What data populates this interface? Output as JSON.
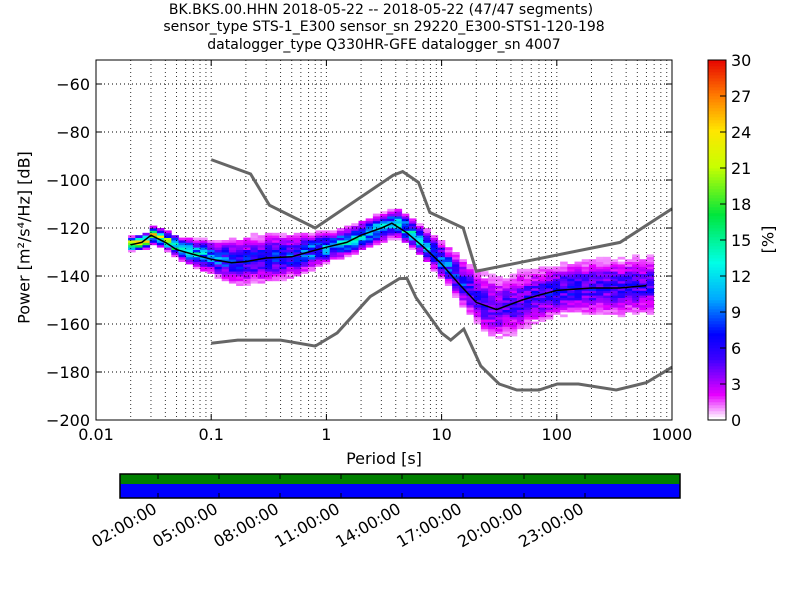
{
  "chart_data": {
    "type": "heatmap",
    "title_lines": [
      "BK.BKS.00.HHN   2018-05-22 -- 2018-05-22  (47/47 segments)",
      "sensor_type STS-1_E300 sensor_sn 29220_E300-STS1-120-198",
      "datalogger_type Q330HR-GFE datalogger_sn 4007"
    ],
    "xlabel": "Period [s]",
    "ylabel": "Power [m²/s⁴/Hz] [dB]",
    "xscale": "log",
    "xlim": [
      0.01,
      1000
    ],
    "ylim": [
      -200,
      -50
    ],
    "xticks": [
      {
        "v": 0.01,
        "l": "0.01"
      },
      {
        "v": 0.1,
        "l": "0.1"
      },
      {
        "v": 1,
        "l": "1"
      },
      {
        "v": 10,
        "l": "10"
      },
      {
        "v": 100,
        "l": "100"
      },
      {
        "v": 1000,
        "l": "1000"
      }
    ],
    "yticks": [
      {
        "v": -60,
        "l": "−60"
      },
      {
        "v": -80,
        "l": "−80"
      },
      {
        "v": -100,
        "l": "−100"
      },
      {
        "v": -120,
        "l": "−120"
      },
      {
        "v": -140,
        "l": "−140"
      },
      {
        "v": -160,
        "l": "−160"
      },
      {
        "v": -180,
        "l": "−180"
      },
      {
        "v": -200,
        "l": "−200"
      }
    ],
    "colorbar": {
      "label": "[%]",
      "range": [
        0,
        30
      ],
      "ticks": [
        "0",
        "3",
        "6",
        "9",
        "12",
        "15",
        "18",
        "21",
        "24",
        "27",
        "30"
      ]
    },
    "mean_curve": [
      [
        0.02,
        -127
      ],
      [
        0.025,
        -126
      ],
      [
        0.03,
        -123
      ],
      [
        0.04,
        -126
      ],
      [
        0.05,
        -129
      ],
      [
        0.07,
        -131
      ],
      [
        0.1,
        -133
      ],
      [
        0.15,
        -134.5
      ],
      [
        0.2,
        -134
      ],
      [
        0.3,
        -132.5
      ],
      [
        0.5,
        -132
      ],
      [
        0.7,
        -130
      ],
      [
        1,
        -128
      ],
      [
        1.5,
        -126
      ],
      [
        2,
        -123
      ],
      [
        3,
        -120
      ],
      [
        3.7,
        -118
      ],
      [
        5,
        -122
      ],
      [
        7,
        -128
      ],
      [
        10,
        -135
      ],
      [
        14,
        -143
      ],
      [
        20,
        -151
      ],
      [
        30,
        -154
      ],
      [
        50,
        -150
      ],
      [
        70,
        -148
      ],
      [
        100,
        -146
      ],
      [
        200,
        -145
      ],
      [
        350,
        -145
      ],
      [
        600,
        -144
      ]
    ],
    "spread_db": [
      [
        0.02,
        1
      ],
      [
        0.05,
        2
      ],
      [
        0.1,
        4
      ],
      [
        0.2,
        6
      ],
      [
        0.5,
        5
      ],
      [
        1,
        3
      ],
      [
        3,
        3
      ],
      [
        5,
        3
      ],
      [
        10,
        4
      ],
      [
        20,
        7
      ],
      [
        30,
        8
      ],
      [
        50,
        7
      ],
      [
        100,
        6
      ],
      [
        300,
        7
      ],
      [
        600,
        7
      ]
    ],
    "high_noise_model": [
      [
        0.1,
        -91.5
      ],
      [
        0.22,
        -97.5
      ],
      [
        0.32,
        -110.5
      ],
      [
        0.8,
        -120
      ],
      [
        3.8,
        -98
      ],
      [
        4.6,
        -96.5
      ],
      [
        6.3,
        -101
      ],
      [
        7.9,
        -113.5
      ],
      [
        15.4,
        -120
      ],
      [
        20,
        -138
      ],
      [
        354,
        -126
      ],
      [
        1000,
        -112
      ]
    ],
    "low_noise_model": [
      [
        0.1,
        -168
      ],
      [
        0.17,
        -166.7
      ],
      [
        0.4,
        -166.7
      ],
      [
        0.8,
        -169.2
      ],
      [
        1.24,
        -163.7
      ],
      [
        2.4,
        -148.6
      ],
      [
        4.3,
        -141.1
      ],
      [
        5,
        -141
      ],
      [
        6,
        -149
      ],
      [
        10,
        -163.8
      ],
      [
        12,
        -166.7
      ],
      [
        15.6,
        -162.1
      ],
      [
        21.9,
        -177.5
      ],
      [
        31.6,
        -185
      ],
      [
        45,
        -187.5
      ],
      [
        70,
        -187.5
      ],
      [
        101,
        -185
      ],
      [
        154,
        -185
      ],
      [
        328,
        -187.5
      ],
      [
        600,
        -184.4
      ],
      [
        1000,
        -178
      ]
    ],
    "timeline": {
      "tick_labels": [
        "02:00:00",
        "05:00:00",
        "08:00:00",
        "11:00:00",
        "14:00:00",
        "17:00:00",
        "20:00:00",
        "23:00:00"
      ],
      "coverage_colors": [
        "#008000",
        "#0000ff"
      ]
    }
  }
}
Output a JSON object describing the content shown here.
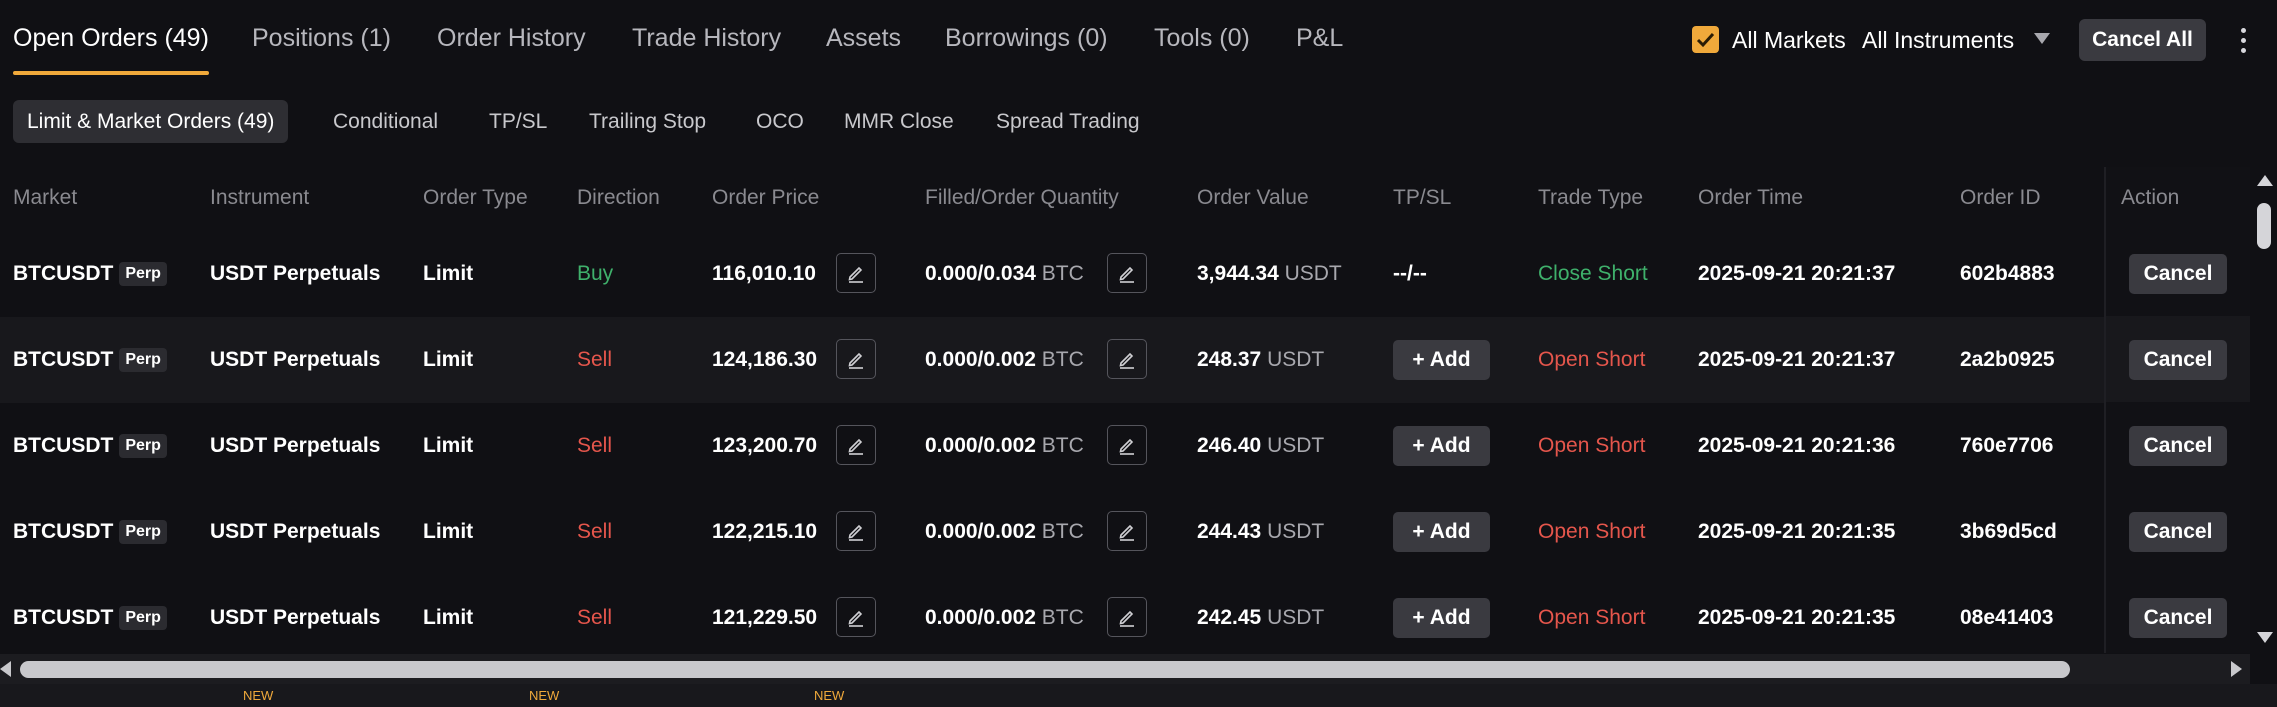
{
  "tabs": [
    {
      "label": "Open Orders (49)",
      "active": true
    },
    {
      "label": "Positions (1)"
    },
    {
      "label": "Order History"
    },
    {
      "label": "Trade History"
    },
    {
      "label": "Assets"
    },
    {
      "label": "Borrowings (0)"
    },
    {
      "label": "Tools (0)"
    },
    {
      "label": "P&L"
    }
  ],
  "filters": {
    "all_markets_label": "All Markets",
    "all_markets_checked": true,
    "instruments_select": "All Instruments",
    "cancel_all_label": "Cancel All"
  },
  "subtabs": [
    {
      "label": "Limit & Market Orders (49)",
      "active": true
    },
    {
      "label": "Conditional"
    },
    {
      "label": "TP/SL"
    },
    {
      "label": "Trailing Stop"
    },
    {
      "label": "OCO"
    },
    {
      "label": "MMR Close"
    },
    {
      "label": "Spread Trading"
    }
  ],
  "columns": [
    "Market",
    "Instrument",
    "Order Type",
    "Direction",
    "Order Price",
    "Filled/Order Quantity",
    "Order Value",
    "TP/SL",
    "Trade Type",
    "Order Time",
    "Order ID",
    "Action"
  ],
  "rows": [
    {
      "market": "BTCUSDT",
      "badge": "Perp",
      "instrument": "USDT Perpetuals",
      "order_type": "Limit",
      "direction": "Buy",
      "price": "116,010.10",
      "qty": "0.000/0.034",
      "qty_unit": "BTC",
      "value": "3,944.34",
      "value_unit": "USDT",
      "tpsl": "--/--",
      "trade_type": "Close Short",
      "time": "2025-09-21 20:21:37",
      "order_id": "602b4883",
      "action": "Cancel"
    },
    {
      "market": "BTCUSDT",
      "badge": "Perp",
      "instrument": "USDT Perpetuals",
      "order_type": "Limit",
      "direction": "Sell",
      "price": "124,186.30",
      "qty": "0.000/0.002",
      "qty_unit": "BTC",
      "value": "248.37",
      "value_unit": "USDT",
      "tpsl": "Add",
      "trade_type": "Open Short",
      "time": "2025-09-21 20:21:37",
      "order_id": "2a2b0925",
      "action": "Cancel"
    },
    {
      "market": "BTCUSDT",
      "badge": "Perp",
      "instrument": "USDT Perpetuals",
      "order_type": "Limit",
      "direction": "Sell",
      "price": "123,200.70",
      "qty": "0.000/0.002",
      "qty_unit": "BTC",
      "value": "246.40",
      "value_unit": "USDT",
      "tpsl": "Add",
      "trade_type": "Open Short",
      "time": "2025-09-21 20:21:36",
      "order_id": "760e7706",
      "action": "Cancel"
    },
    {
      "market": "BTCUSDT",
      "badge": "Perp",
      "instrument": "USDT Perpetuals",
      "order_type": "Limit",
      "direction": "Sell",
      "price": "122,215.10",
      "qty": "0.000/0.002",
      "qty_unit": "BTC",
      "value": "244.43",
      "value_unit": "USDT",
      "tpsl": "Add",
      "trade_type": "Open Short",
      "time": "2025-09-21 20:21:35",
      "order_id": "3b69d5cd",
      "action": "Cancel"
    },
    {
      "market": "BTCUSDT",
      "badge": "Perp",
      "instrument": "USDT Perpetuals",
      "order_type": "Limit",
      "direction": "Sell",
      "price": "121,229.50",
      "qty": "0.000/0.002",
      "qty_unit": "BTC",
      "value": "242.45",
      "value_unit": "USDT",
      "tpsl": "Add",
      "trade_type": "Open Short",
      "time": "2025-09-21 20:21:35",
      "order_id": "08e41403",
      "action": "Cancel"
    }
  ],
  "footer": {
    "new_badge": "NEW"
  },
  "colors": {
    "accent": "#f0a93b",
    "buy": "#3fb06b",
    "sell": "#e5564c"
  }
}
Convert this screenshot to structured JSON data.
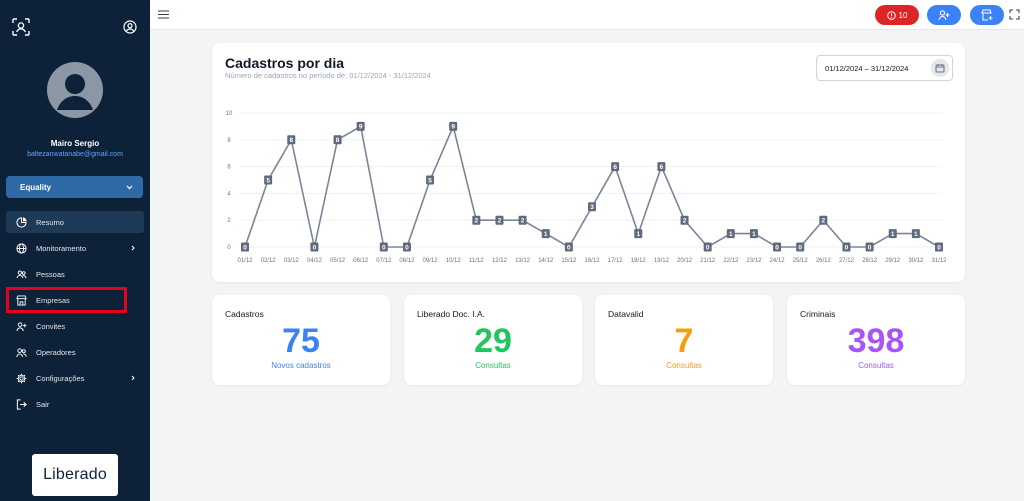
{
  "sidebar": {
    "user": {
      "name": "Mairo Sergio",
      "email": "baltezanwatanabe@gmail.com"
    },
    "company_select": {
      "value": "Equality"
    },
    "nav": [
      {
        "label": "Resumo",
        "icon": "pie-chart-icon",
        "active": true
      },
      {
        "label": "Monitoramento",
        "icon": "globe-icon",
        "has_submenu": true
      },
      {
        "label": "Pessoas",
        "icon": "users-icon"
      },
      {
        "label": "Empresas",
        "icon": "store-icon"
      },
      {
        "label": "Convites",
        "icon": "user-plus-icon"
      },
      {
        "label": "Operadores",
        "icon": "user-group-icon"
      },
      {
        "label": "Configurações",
        "icon": "gear-icon",
        "has_submenu": true
      },
      {
        "label": "Sair",
        "icon": "logout-icon"
      }
    ],
    "brand": {
      "text": "Liberado"
    },
    "highlight_color": "#e8001c"
  },
  "topbar": {
    "alert_count": "10",
    "alert_color": "#dc2626",
    "accent_color": "#3b82f6"
  },
  "chart": {
    "title": "Cadastros por dia",
    "subtitle": "Número de cadastros no período de: 01/12/2024 - 31/12/2024",
    "date_range": "01/12/2024 – 31/12/2024"
  },
  "chart_data": {
    "type": "line",
    "title": "Cadastros por dia",
    "subtitle": "Número de cadastros no período de: 01/12/2024 - 31/12/2024",
    "x": [
      "01/12",
      "02/12",
      "03/12",
      "04/12",
      "05/12",
      "06/12",
      "07/12",
      "08/12",
      "09/12",
      "10/12",
      "11/12",
      "12/12",
      "13/12",
      "14/12",
      "15/12",
      "16/12",
      "17/12",
      "18/12",
      "19/12",
      "20/12",
      "21/12",
      "22/12",
      "23/12",
      "24/12",
      "25/12",
      "26/12",
      "27/12",
      "28/12",
      "29/12",
      "30/12",
      "31/12"
    ],
    "values": [
      0,
      5,
      8,
      0,
      8,
      9,
      0,
      0,
      5,
      9,
      2,
      2,
      2,
      1,
      0,
      3,
      6,
      1,
      6,
      2,
      0,
      1,
      1,
      0,
      0,
      2,
      0,
      0,
      1,
      1,
      0
    ],
    "y_ticks": [
      0,
      2,
      4,
      6,
      8,
      10
    ],
    "ylim": [
      0,
      10
    ],
    "grid": true,
    "line_color": "#7b8598",
    "label_bg": "#5f6b7d"
  },
  "stats": [
    {
      "title": "Cadastros",
      "value": "75",
      "sub": "Novos cadastros",
      "color": "#3b82f6"
    },
    {
      "title": "Liberado Doc. I.A.",
      "value": "29",
      "sub": "Consultas",
      "color": "#22c55e"
    },
    {
      "title": "Datavalid",
      "value": "7",
      "sub": "Consultas",
      "color": "#f59e0b"
    },
    {
      "title": "Criminais",
      "value": "398",
      "sub": "Consultas",
      "color": "#a855f7"
    }
  ]
}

━━━━━━━━

### Do this
List the lines of the records where "Output" occurs.

### Complete answer
What data populates this interface? Output as JSON.
Output a JSON object describing the content shown here.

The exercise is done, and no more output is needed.